[Begin]

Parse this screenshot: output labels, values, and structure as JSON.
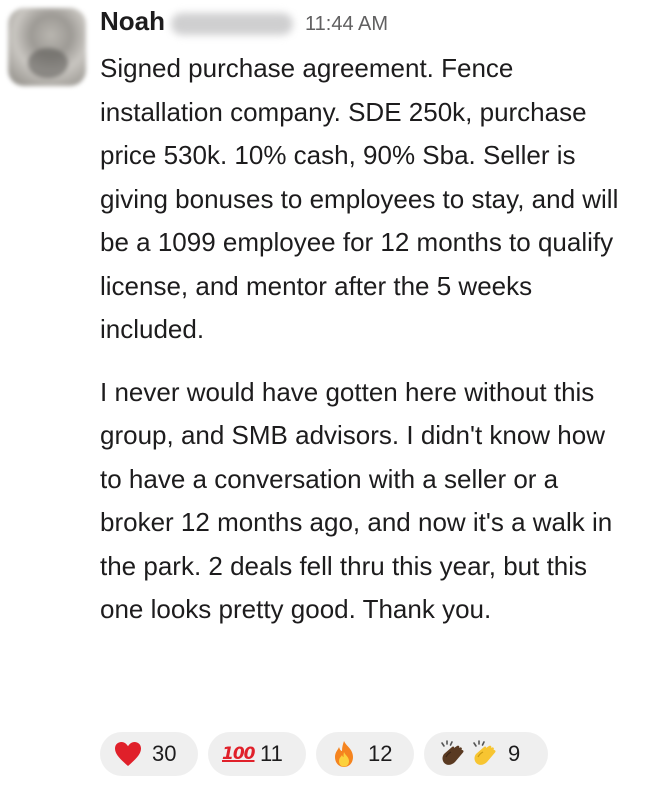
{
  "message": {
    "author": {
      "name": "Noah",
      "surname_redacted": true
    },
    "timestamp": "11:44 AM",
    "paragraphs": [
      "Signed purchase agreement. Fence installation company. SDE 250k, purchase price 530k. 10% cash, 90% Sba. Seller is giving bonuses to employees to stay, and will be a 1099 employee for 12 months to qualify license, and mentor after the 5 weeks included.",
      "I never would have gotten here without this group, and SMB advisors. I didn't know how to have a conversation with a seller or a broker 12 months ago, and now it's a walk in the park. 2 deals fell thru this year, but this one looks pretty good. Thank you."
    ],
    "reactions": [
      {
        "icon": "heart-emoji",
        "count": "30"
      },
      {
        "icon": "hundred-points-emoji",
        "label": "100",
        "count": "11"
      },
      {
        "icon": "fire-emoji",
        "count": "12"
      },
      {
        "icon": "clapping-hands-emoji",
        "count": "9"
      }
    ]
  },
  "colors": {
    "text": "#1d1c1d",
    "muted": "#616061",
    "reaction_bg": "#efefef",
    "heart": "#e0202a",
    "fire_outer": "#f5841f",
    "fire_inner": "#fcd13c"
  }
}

[End]
[Begin]

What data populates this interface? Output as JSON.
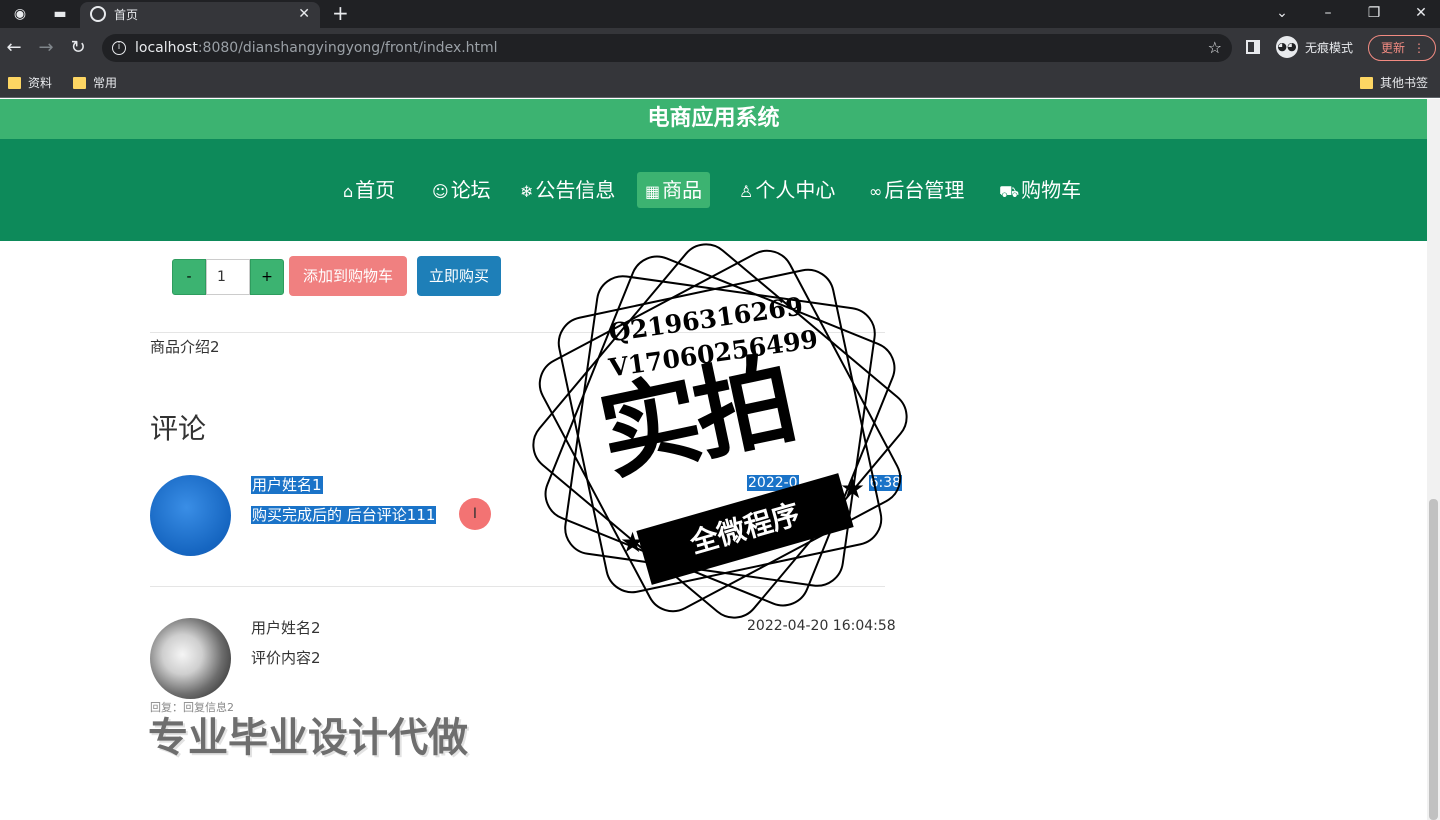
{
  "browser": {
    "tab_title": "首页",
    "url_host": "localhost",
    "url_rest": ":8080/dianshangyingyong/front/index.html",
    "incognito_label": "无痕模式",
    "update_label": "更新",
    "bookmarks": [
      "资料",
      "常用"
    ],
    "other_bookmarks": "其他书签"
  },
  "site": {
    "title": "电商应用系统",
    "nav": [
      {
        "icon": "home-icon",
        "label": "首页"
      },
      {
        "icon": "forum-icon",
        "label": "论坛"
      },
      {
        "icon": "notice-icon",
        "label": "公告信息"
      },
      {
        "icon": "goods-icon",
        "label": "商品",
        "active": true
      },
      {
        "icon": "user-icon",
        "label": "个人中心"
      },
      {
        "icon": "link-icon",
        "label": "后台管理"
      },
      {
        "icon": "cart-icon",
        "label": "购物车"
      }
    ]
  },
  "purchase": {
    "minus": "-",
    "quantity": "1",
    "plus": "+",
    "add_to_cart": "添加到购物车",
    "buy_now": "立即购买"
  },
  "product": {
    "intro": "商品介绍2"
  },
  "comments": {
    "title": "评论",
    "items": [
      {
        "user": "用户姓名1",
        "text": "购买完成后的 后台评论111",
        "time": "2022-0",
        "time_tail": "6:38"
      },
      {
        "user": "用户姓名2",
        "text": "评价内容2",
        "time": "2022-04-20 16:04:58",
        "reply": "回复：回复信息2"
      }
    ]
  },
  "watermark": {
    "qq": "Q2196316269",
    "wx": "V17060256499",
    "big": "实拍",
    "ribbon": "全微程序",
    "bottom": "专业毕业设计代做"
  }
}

[End]

*REQUIRED TASK*. Report the number of lines holding the string "months", without any other words.

*EXERCISE ANSWER*. 2